_JOB_.
Reproduce the material word for word; the images stay out.

_SOURCE DATA_.
** Begin **
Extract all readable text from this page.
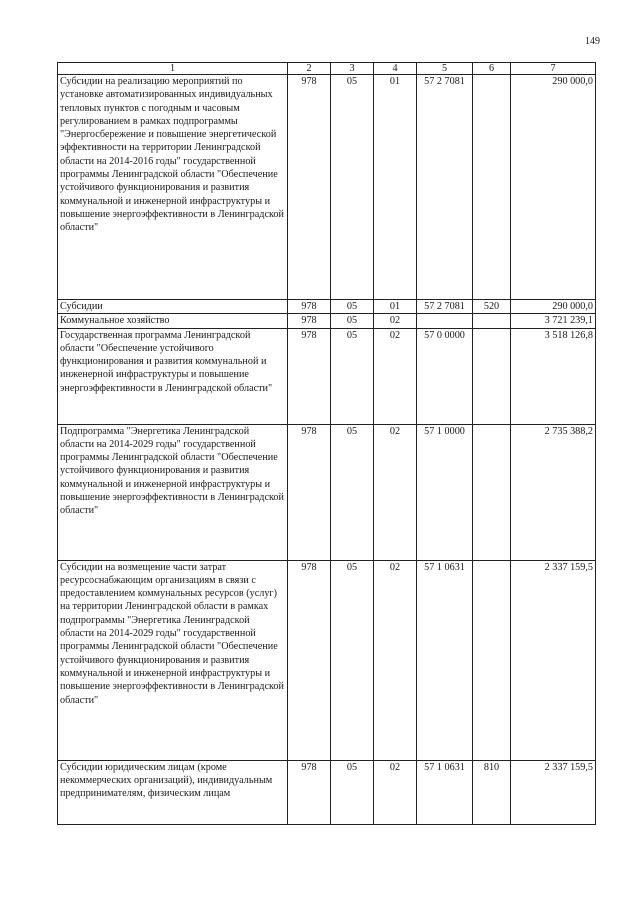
149
1	2	3	4	5	6	7
Субсидии на реализацию мероприятий по установке автоматизированных индивидуальных тепловых пунктов с погодным и часовым регулированием в рамках подпрограммы "Энергосбережение и повышение энергетической эффективности на территории Ленинградской области на 2014-2016 годы" государственной программы Ленинградской области "Обеспечение устойчивого функционирования и развития коммунальной и инженерной инфраструктуры и повышение энергоэффективности в Ленинградской области"	978	05	01	57 2 7081		290 000,0
Субсидии	978	05	01	57 2 7081	520	290 000,0
Коммунальное хозяйство	978	05	02			3 721 239,1
Государственная программа Ленинградской области "Обеспечение устойчивого функционирования и развития коммунальной и инженерной инфраструктуры и повышение энергоэффективности в Ленинградской области"	978	05	02	57 0 0000		3 518 126,8
Подпрограмма "Энергетика Ленинградской области на 2014-2029 годы" государственной программы Ленинградской области "Обеспечение устойчивого функционирования и развития коммунальной и инженерной инфраструктуры и повышение энергоэффективности в Ленинградской области"	978	05	02	57 1 0000		2 735 388,2
Субсидии на возмещение части затрат ресурсоснабжающим организациям в связи с предоставлением коммунальных ресурсов (услуг) на территории Ленинградской области в рамках подпрограммы "Энергетика Ленинградской области на 2014-2029 годы" государственной программы Ленинградской области "Обеспечение устойчивого функционирования и развития коммунальной и инженерной инфраструктуры и повышение энергоэффективности в Ленинградской области"	978	05	02	57 1 0631		2 337 159,5
Субсидии юридическим лицам (кроме некоммерческих организаций), индивидуальным предпринимателям, физическим лицам	978	05	02	57 1 0631	810	2 337 159,5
** End **
_RIGHT ANSWER_.
Extract all readable text from this page.
149
1	2	3	4	5	6	7
Субсидии на реализацию мероприятий по установке автоматизированных индивидуальных тепловых пунктов с погодным и часовым регулированием в рамках подпрограммы "Энергосбережение и повышение энергетической эффективности на территории Ленинградской области на 2014-2016 годы" государственной программы Ленинградской области "Обеспечение устойчивого функционирования и развития коммунальной и инженерной инфраструктуры и повышение энергоэффективности в Ленинградской области"	978	05	01	57 2 7081		290 000,0
Субсидии	978	05	01	57 2 7081	520	290 000,0
Коммунальное хозяйство	978	05	02			3 721 239,1
Государственная программа Ленинградской области "Обеспечение устойчивого функционирования и развития коммунальной и инженерной инфраструктуры и повышение энергоэффективности в Ленинградской области"	978	05	02	57 0 0000		3 518 126,8
Подпрограмма "Энергетика Ленинградской области на 2014-2029 годы" государственной программы Ленинградской области "Обеспечение устойчивого функционирования и развития коммунальной и инженерной инфраструктуры и повышение энергоэффективности в Ленинградской области"	978	05	02	57 1 0000		2 735 388,2
Субсидии на возмещение части затрат ресурсоснабжающим организациям в связи с предоставлением коммунальных ресурсов (услуг) на территории Ленинградской области в рамках подпрограммы "Энергетика Ленинградской области на 2014-2029 годы" государственной программы Ленинградской области "Обеспечение устойчивого функционирования и развития коммунальной и инженерной инфраструктуры и повышение энергоэффективности в Ленинградской области"	978	05	02	57 1 0631		2 337 159,5
Субсидии юридическим лицам (кроме некоммерческих организаций), индивидуальным предпринимателям, физическим лицам	978	05	02	57 1 0631	810	2 337 159,5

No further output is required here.